▶ Aim
Reproduce every entry below precisely. Pictures are excluded from the copy.

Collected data

begin

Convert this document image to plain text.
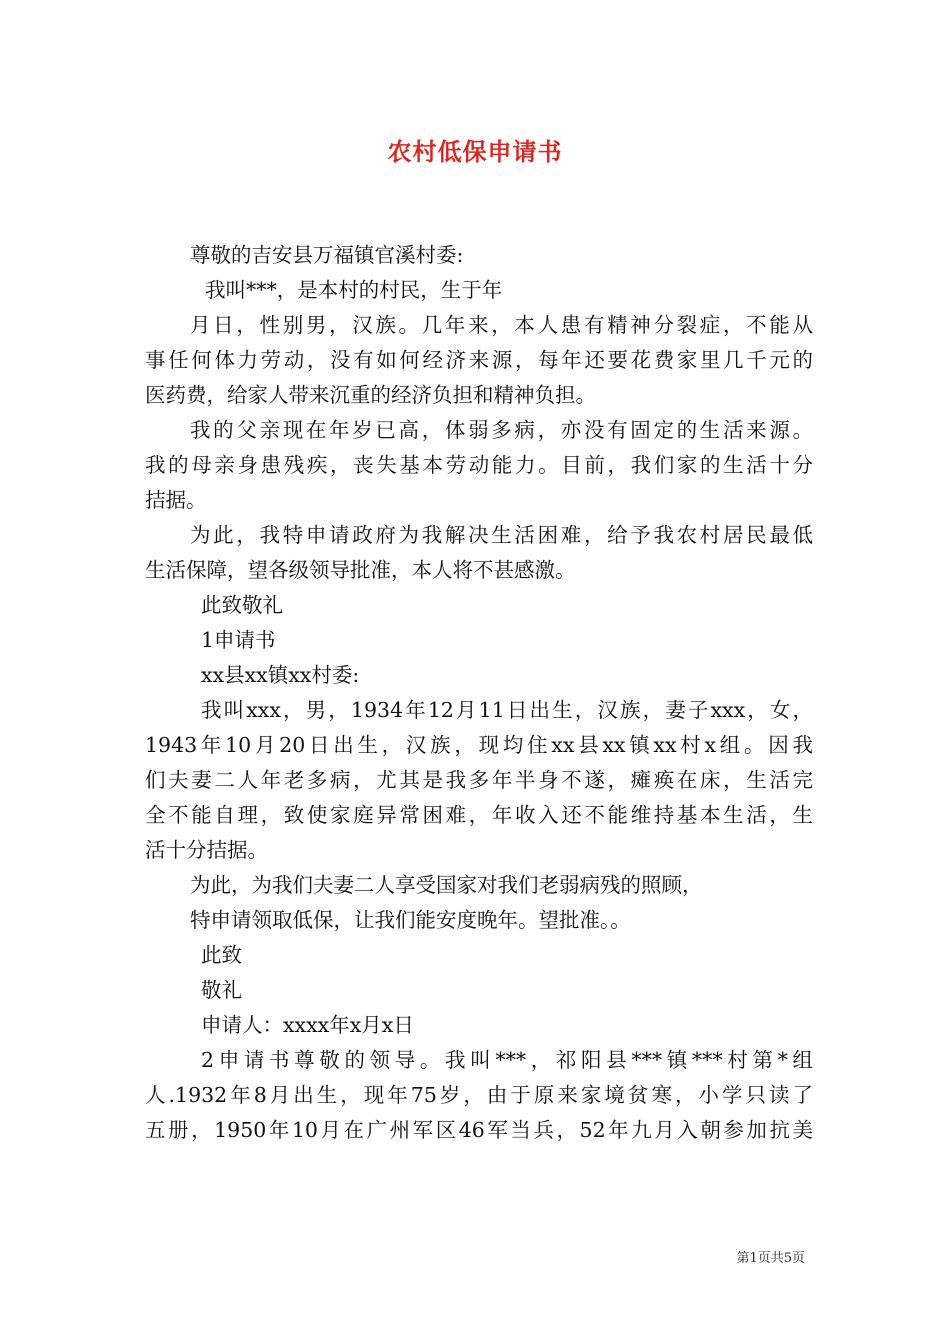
农村低保申请书
尊敬的吉安县万福镇官溪村委:
我叫***，是本村的村民，生于年
月日，性别男，汉族。几年来，本人患有精神分裂症，不能从
事任何体力劳动，没有如何经济来源，每年还要花费家里几千元的
医药费，给家人带来沉重的经济负担和精神负担。
我的父亲现在年岁已高，体弱多病，亦没有固定的生活来源。
我的母亲身患残疾，丧失基本劳动能力。目前，我们家的生活十分
拮据。
为此，我特申请政府为我解决生活困难，给予我农村居民最低
生活保障，望各级领导批准，本人将不甚感激。
此致敬礼
1申请书
xx县xx镇xx村委:
我叫xxx，男，1934年12月11日出生，汉族，妻子xxx，女，
1943年10月20日出生，汉族，现均住xx县xx镇xx村x组。因我
们夫妻二人年老多病，尤其是我多年半身不遂，瘫痪在床，生活完
全不能自理，致使家庭异常困难，年收入还不能维持基本生活，生
活十分拮据。
为此，为我们夫妻二人享受国家对我们老弱病残的照顾，
特申请领取低保，让我们能安度晚年。望批准。。
此致
敬礼
申请人：xxxx年x月x日
2申请书尊敬的领导。我叫***，祁阳县***镇***村第*组
人.1932年8月出生，现年75岁，由于原来家境贫寒，小学只读了
五册，1950年10月在广州军区46军当兵，52年九月入朝参加抗美
第1页共5页
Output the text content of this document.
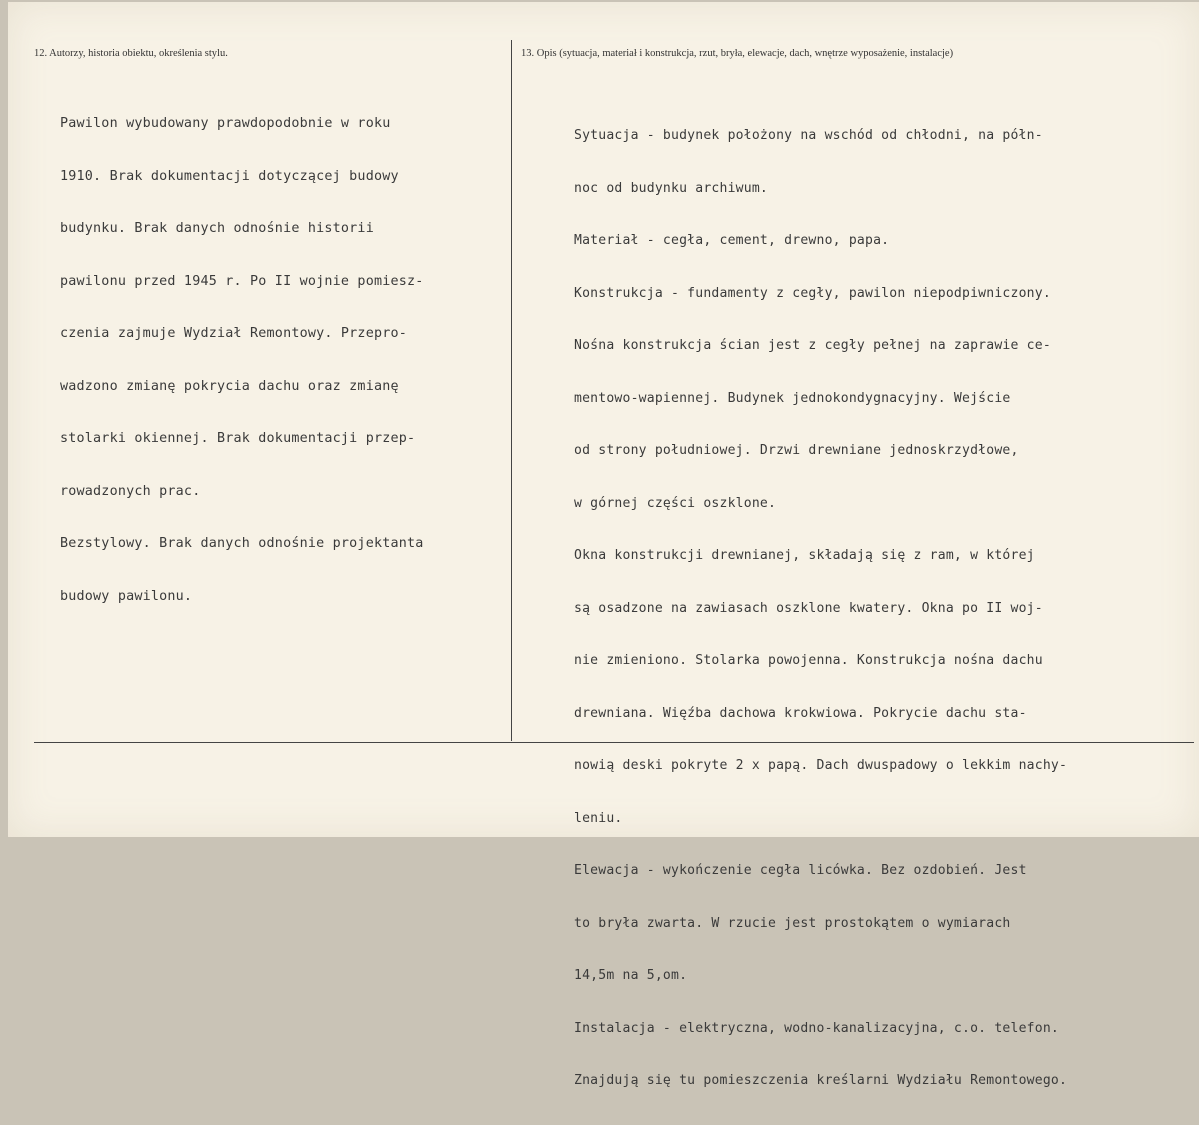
12. Autorzy, historia obiektu, określenia stylu.	13. Opis (sytuacja, materiał i konstrukcja, rzut, bryła, elewacje, dach, wnętrze wyposażenie, instalacje)

Pawilon wybudowany prawdopodobnie w roku

1910. Brak dokumentacji dotyczącej budowy

budynku. Brak danych odnośnie historii

pawilonu przed 1945 r. Po II wojnie pomiesz-

czenia zajmuje Wydział Remontowy. Przepro-

wadzono zmianę pokrycia dachu oraz zmianę

stolarki okiennej. Brak dokumentacji przep-

rowadzonych prac.

Bezstylowy. Brak danych odnośnie projektanta

budowy pawilonu.

Sytuacja - budynek położony na wschód od chłodni, na półn-

noc od budynku archiwum.

Materiał - cegła, cement, drewno, papa.

Konstrukcja - fundamenty z cegły, pawilon niepodpiwniczony.

Nośna konstrukcja ścian jest z cegły pełnej na zaprawie ce-

mentowo-wapiennej. Budynek jednokondygnacyjny. Wejście

od strony południowej. Drzwi drewniane jednoskrzydłowe,

w górnej części oszklone.

Okna konstrukcji drewnianej, składają się z ram, w której

są osadzone na zawiasach oszklone kwatery. Okna po II woj-

nie zmieniono. Stolarka powojenna. Konstrukcja nośna dachu

drewniana. Więźba dachowa krokwiowa. Pokrycie dachu sta-

nowią deski pokryte 2 x papą. Dach dwuspadowy o lekkim nachy-

leniu.

Elewacja - wykończenie cegła licówka. Bez ozdobień. Jest

to bryła zwarta. W rzucie jest prostokątem o wymiarach

14,5m na 5,om.

Instalacja - elektryczna, wodno-kanalizacyjna, c.o. telefon.

Znajdują się tu pomieszczenia kreślarni Wydziału Remontowego.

end

▶ The response
Convert this document image to plain text.
农村低保申请书
尊敬的吉安县万福镇官溪村委:
我叫***，是本村的村民，生于年
月日，性别男，汉族。几年来，本人患有精神分裂症，不能从
事任何体力劳动，没有如何经济来源，每年还要花费家里几千元的
医药费，给家人带来沉重的经济负担和精神负担。
我的父亲现在年岁已高，体弱多病，亦没有固定的生活来源。
我的母亲身患残疾，丧失基本劳动能力。目前，我们家的生活十分
拮据。
为此，我特申请政府为我解决生活困难，给予我农村居民最低
生活保障，望各级领导批准，本人将不甚感激。
此致敬礼
1申请书
xx县xx镇xx村委:
我叫xxx，男，1934年12月11日出生，汉族，妻子xxx，女，
1943年10月20日出生，汉族，现均住xx县xx镇xx村x组。因我
们夫妻二人年老多病，尤其是我多年半身不遂，瘫痪在床，生活完
全不能自理，致使家庭异常困难，年收入还不能维持基本生活，生
活十分拮据。
为此，为我们夫妻二人享受国家对我们老弱病残的照顾，
特申请领取低保，让我们能安度晚年。望批准。。
此致
敬礼
申请人：xxxx年x月x日
2申请书尊敬的领导。我叫***，祁阳县***镇***村第*组
人.1932年8月出生，现年75岁，由于原来家境贫寒，小学只读了
五册，1950年10月在广州军区46军当兵，52年九月入朝参加抗美
第1页共5页
Output the text content of this document.
12. Autorzy, historia obiektu, określenia stylu.	13. Opis (sytuacja, materiał i konstrukcja, rzut, bryła, elewacje, dach, wnętrze wyposażenie, instalacje)

Pawilon wybudowany prawdopodobnie w roku

1910. Brak dokumentacji dotyczącej budowy

budynku. Brak danych odnośnie historii

pawilonu przed 1945 r. Po II wojnie pomiesz-

czenia zajmuje Wydział Remontowy. Przepro-

wadzono zmianę pokrycia dachu oraz zmianę

stolarki okiennej. Brak dokumentacji przep-

rowadzonych prac.

Bezstylowy. Brak danych odnośnie projektanta

budowy pawilonu.

Sytuacja - budynek położony na wschód od chłodni, na półn-

noc od budynku archiwum.

Materiał - cegła, cement, drewno, papa.

Konstrukcja - fundamenty z cegły, pawilon niepodpiwniczony.

Nośna konstrukcja ścian jest z cegły pełnej na zaprawie ce-

mentowo-wapiennej. Budynek jednokondygnacyjny. Wejście

od strony południowej. Drzwi drewniane jednoskrzydłowe,

w górnej części oszklone.

Okna konstrukcji drewnianej, składają się z ram, w której

są osadzone na zawiasach oszklone kwatery. Okna po II woj-

nie zmieniono. Stolarka powojenna. Konstrukcja nośna dachu

drewniana. Więźba dachowa krokwiowa. Pokrycie dachu sta-

nowią deski pokryte 2 x papą. Dach dwuspadowy o lekkim nachy-

leniu.

Elewacja - wykończenie cegła licówka. Bez ozdobień. Jest

to bryła zwarta. W rzucie jest prostokątem o wymiarach

14,5m na 5,om.

Instalacja - elektryczna, wodno-kanalizacyjna, c.o. telefon.

Znajdują się tu pomieszczenia kreślarni Wydziału Remontowego.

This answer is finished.